- [Work required] Please copy the following material line for line with no changes, omitting the pictures from your answer.

Listings of boxed layout items:
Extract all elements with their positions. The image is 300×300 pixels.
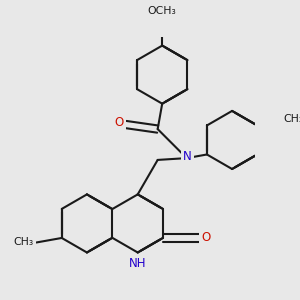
Text: N: N [183, 150, 192, 163]
Text: O: O [114, 116, 123, 129]
Text: OCH₃: OCH₃ [148, 6, 177, 16]
Text: O: O [202, 232, 211, 244]
Text: CH₃: CH₃ [284, 114, 300, 124]
Text: CH₃: CH₃ [14, 238, 34, 248]
Text: NH: NH [129, 257, 146, 270]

- [Written reply]
Extract all elements with their positions. The image is 300×300 pixels.
Text: N: N [183, 150, 192, 163]
Text: O: O [114, 116, 123, 129]
Text: OCH₃: OCH₃ [148, 6, 177, 16]
Text: O: O [202, 232, 211, 244]
Text: CH₃: CH₃ [284, 114, 300, 124]
Text: CH₃: CH₃ [14, 238, 34, 248]
Text: NH: NH [129, 257, 146, 270]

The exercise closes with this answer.